Information provided =>
---*---
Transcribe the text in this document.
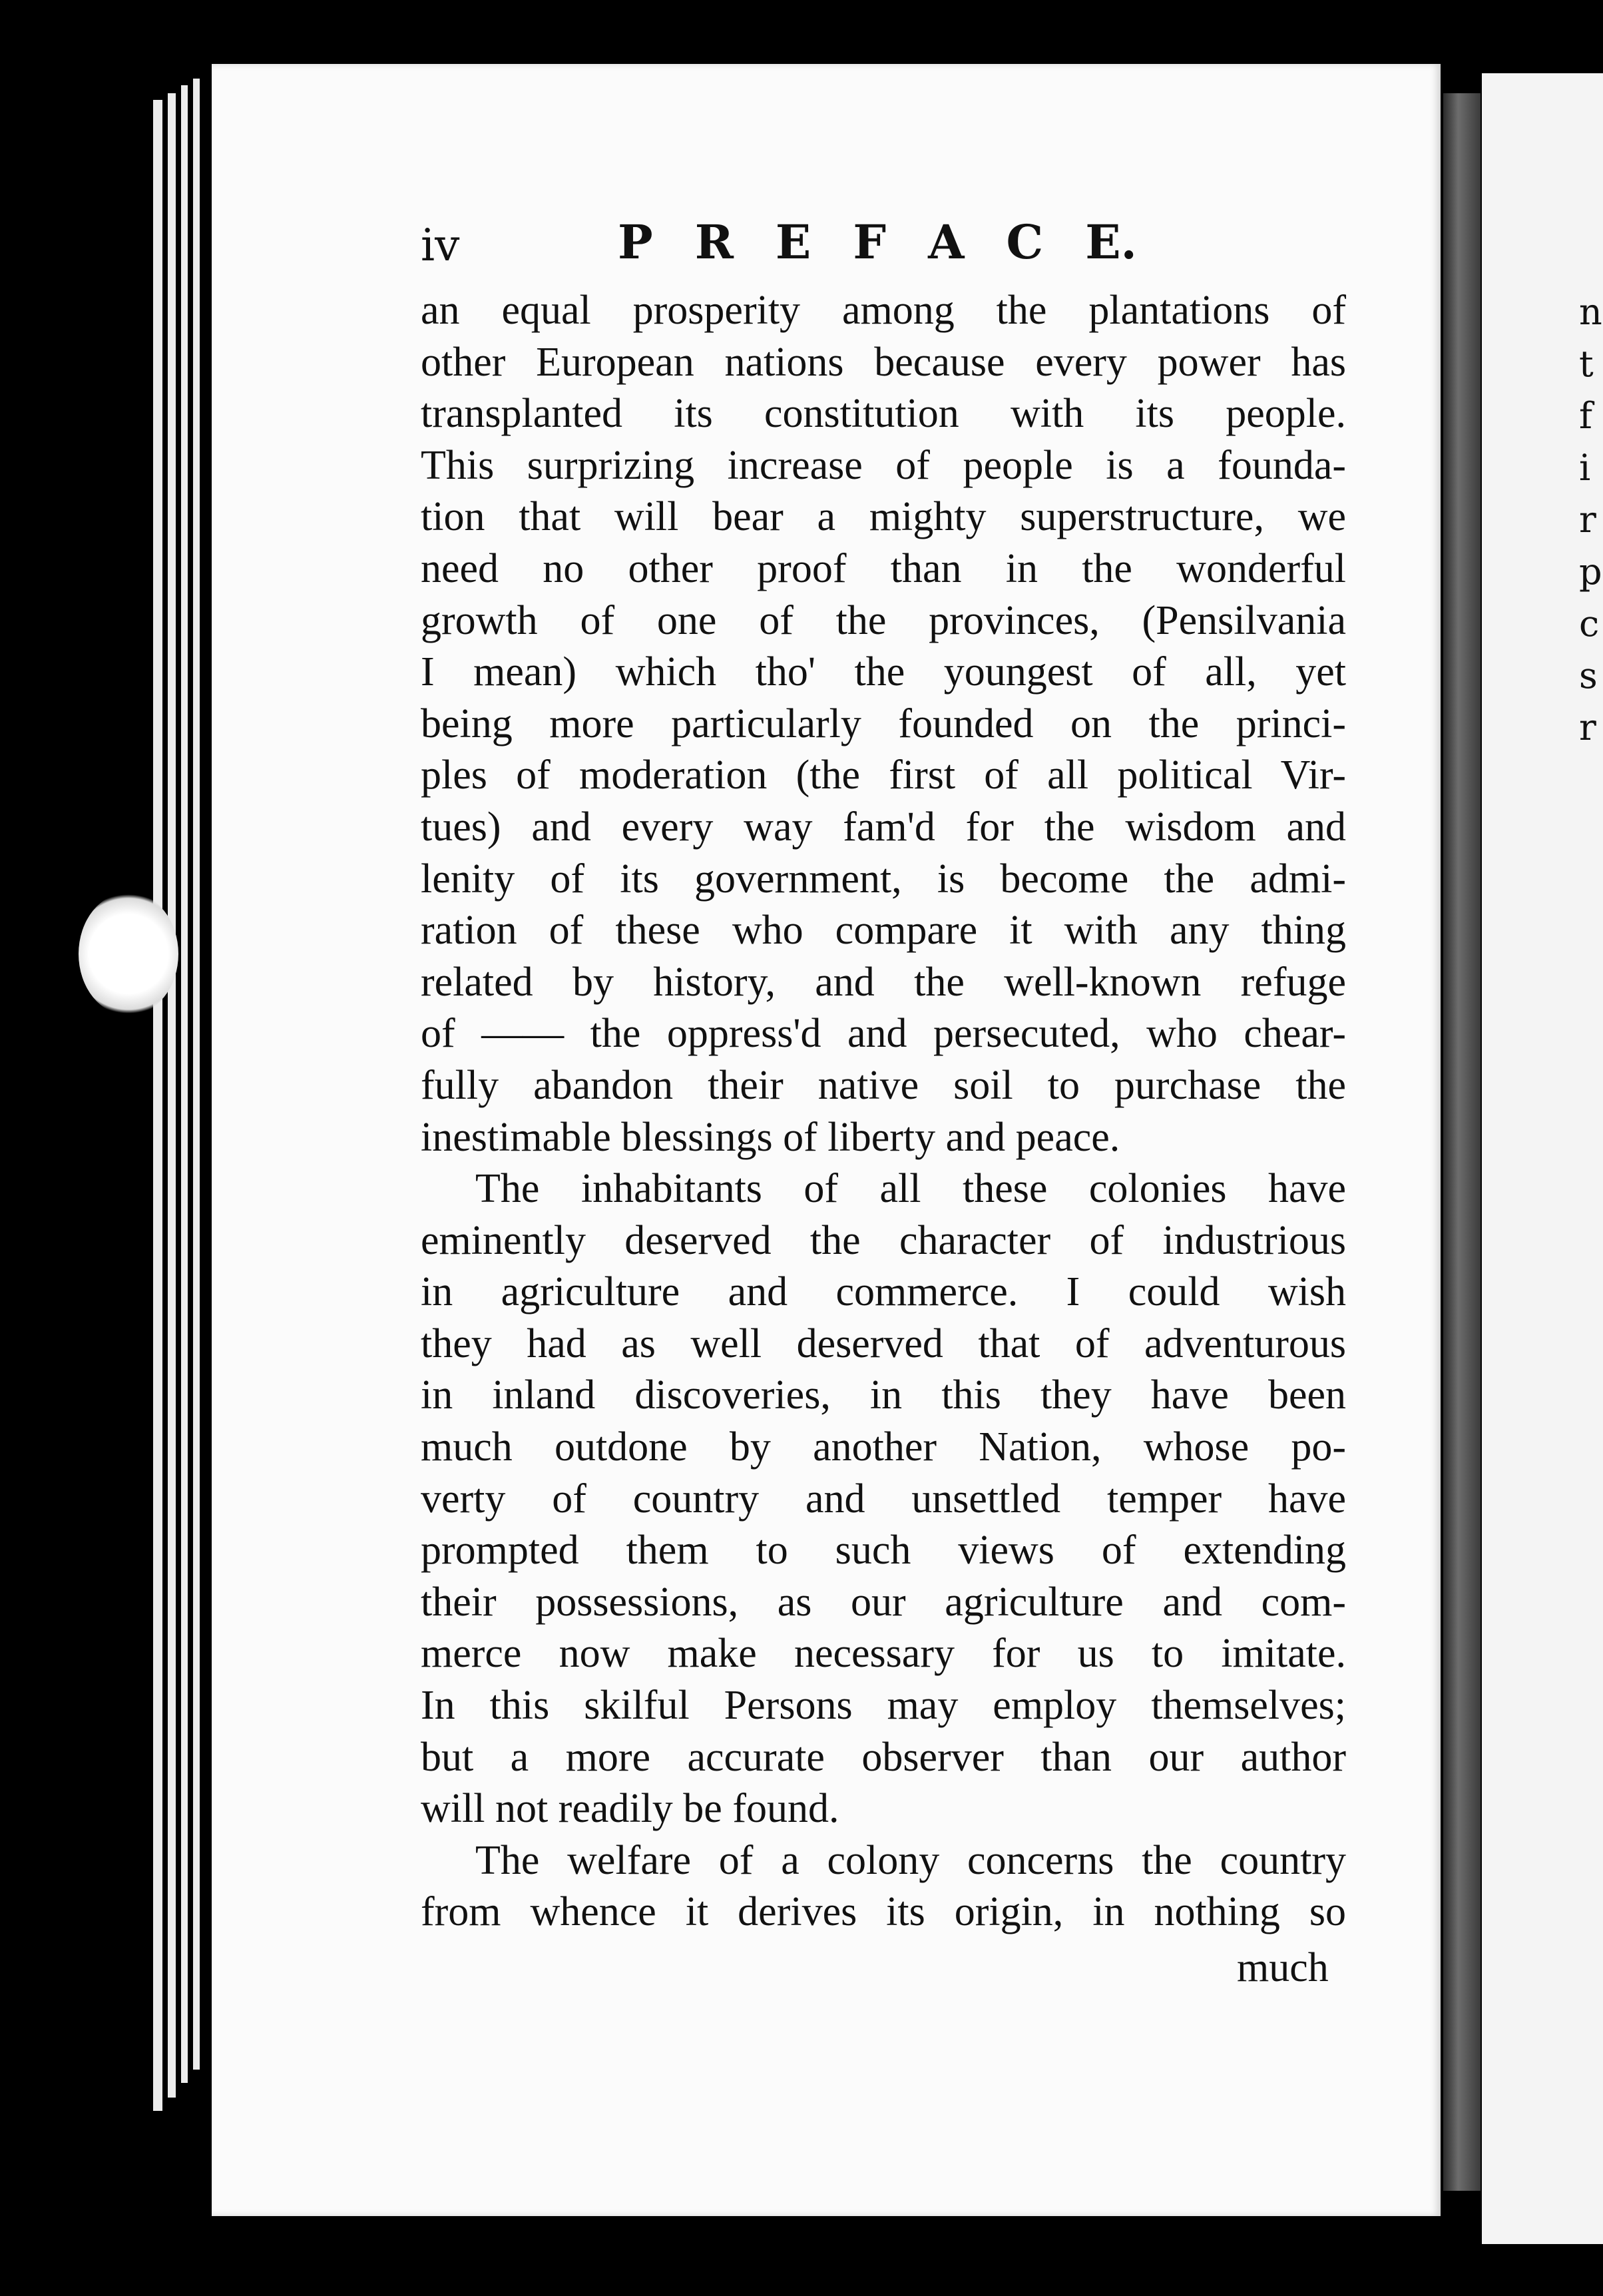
n
t
f
i
r
p
c
s
r
iv	P R E F A C E.
an equal prosperity among the plantations of
other European nations because every power has
transplanted its constitution with its people.
This surprizing increase of people is a founda-
tion that will bear a mighty superstructure, we
need no other proof than in the wonderful
growth of one of the provinces, (Pensilvania
I mean) which tho' the youngest of all, yet
being more particularly founded on the princi-
ples of moderation (the first of all political Vir-
tues) and every way fam'd for the wisdom and
lenity of its government, is become the admi-
ration of these who compare it with any thing
related by history, and the well-known refuge
of —— the oppress'd and persecuted, who chear-
fully abandon their native soil to purchase the
inestimable blessings of liberty and peace.
The inhabitants of all these colonies have
eminently deserved the character of industrious
in agriculture and commerce. I could wish
they had as well deserved that of adventurous
in inland discoveries, in this they have been
much outdone by another Nation, whose po-
verty of country and unsettled temper have
prompted them to such views of extending
their possessions, as our agriculture and com-
merce now make necessary for us to imitate.
In this skilful Persons may employ themselves;
but a more accurate observer than our author
will not readily be found.
The welfare of a colony concerns the country
from whence it derives its origin, in nothing so
much
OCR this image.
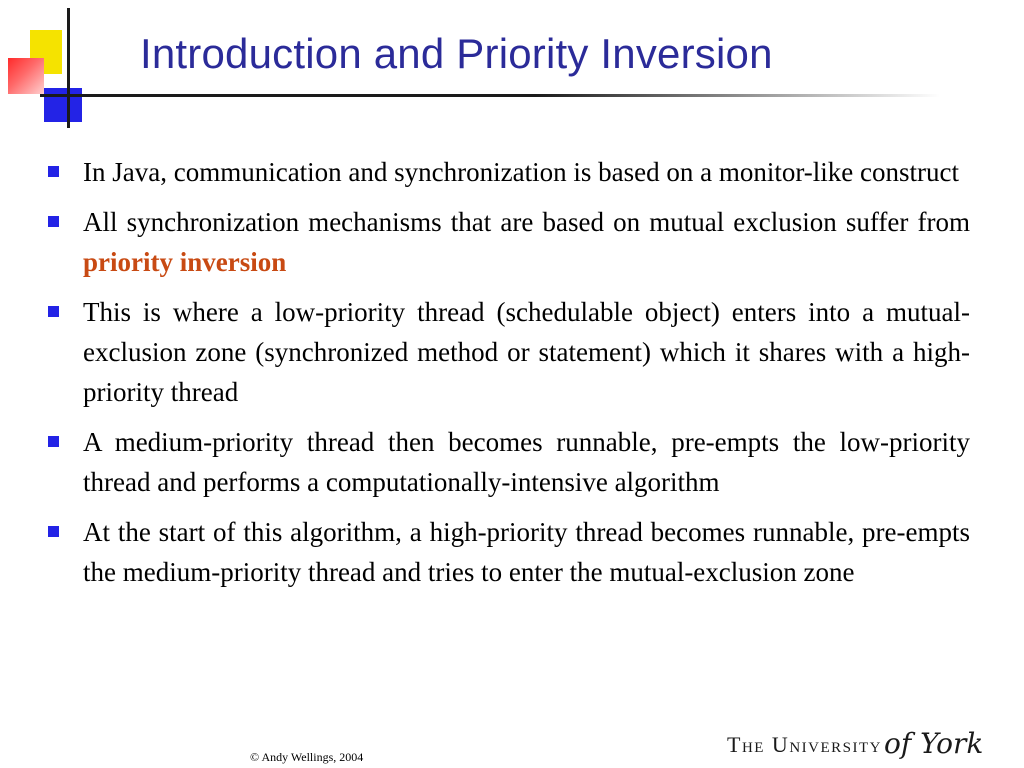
Introduction and Priority Inversion
In Java, communication and synchronization is based on a monitor-like construct
All synchronization mechanisms that are based on mutual exclusion suffer from priority inversion
This is where a low-priority thread (schedulable object) enters into a mutual-exclusion zone (synchronized method or statement) which it shares with a high-priority thread
A medium-priority thread then becomes runnable, pre-empts the low-priority thread and performs a computationally-intensive algorithm
At the start of this algorithm, a high-priority thread becomes runnable, pre-empts the medium-priority thread and tries to enter the mutual-exclusion zone
© Andy Wellings, 2004	The University of York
---*---
Required work => Give the entries again word for word, but skip the pictures.

Solution for this exercise =>
Transcribe the text in this document.
n
t
f
i
r
p
c
s
r
iv	P R E F A C E.
an equal prosperity among the plantations of
other European nations because every power has
transplanted its constitution with its people.
This surprizing increase of people is a founda-
tion that will bear a mighty superstructure, we
need no other proof than in the wonderful
growth of one of the provinces, (Pensilvania
I mean) which tho' the youngest of all, yet
being more particularly founded on the princi-
ples of moderation (the first of all political Vir-
tues) and every way fam'd for the wisdom and
lenity of its government, is become the admi-
ration of these who compare it with any thing
related by history, and the well-known refuge
of —— the oppress'd and persecuted, who chear-
fully abandon their native soil to purchase the
inestimable blessings of liberty and peace.
The inhabitants of all these colonies have
eminently deserved the character of industrious
in agriculture and commerce. I could wish
they had as well deserved that of adventurous
in inland discoveries, in this they have been
much outdone by another Nation, whose po-
verty of country and unsettled temper have
prompted them to such views of extending
their possessions, as our agriculture and com-
merce now make necessary for us to imitate.
In this skilful Persons may employ themselves;
but a more accurate observer than our author
will not readily be found.
The welfare of a colony concerns the country
from whence it derives its origin, in nothing so
much
OCR this image.
Introduction and Priority Inversion
In Java, communication and synchronization is based on a monitor-like construct
All synchronization mechanisms that are based on mutual exclusion suffer from priority inversion
This is where a low-priority thread (schedulable object) enters into a mutual-exclusion zone (synchronized method or statement) which it shares with a high-priority thread
A medium-priority thread then becomes runnable, pre-empts the low-priority thread and performs a computationally-intensive algorithm
At the start of this algorithm, a high-priority thread becomes runnable, pre-empts the medium-priority thread and tries to enter the mutual-exclusion zone
© Andy Wellings, 2004	The University of York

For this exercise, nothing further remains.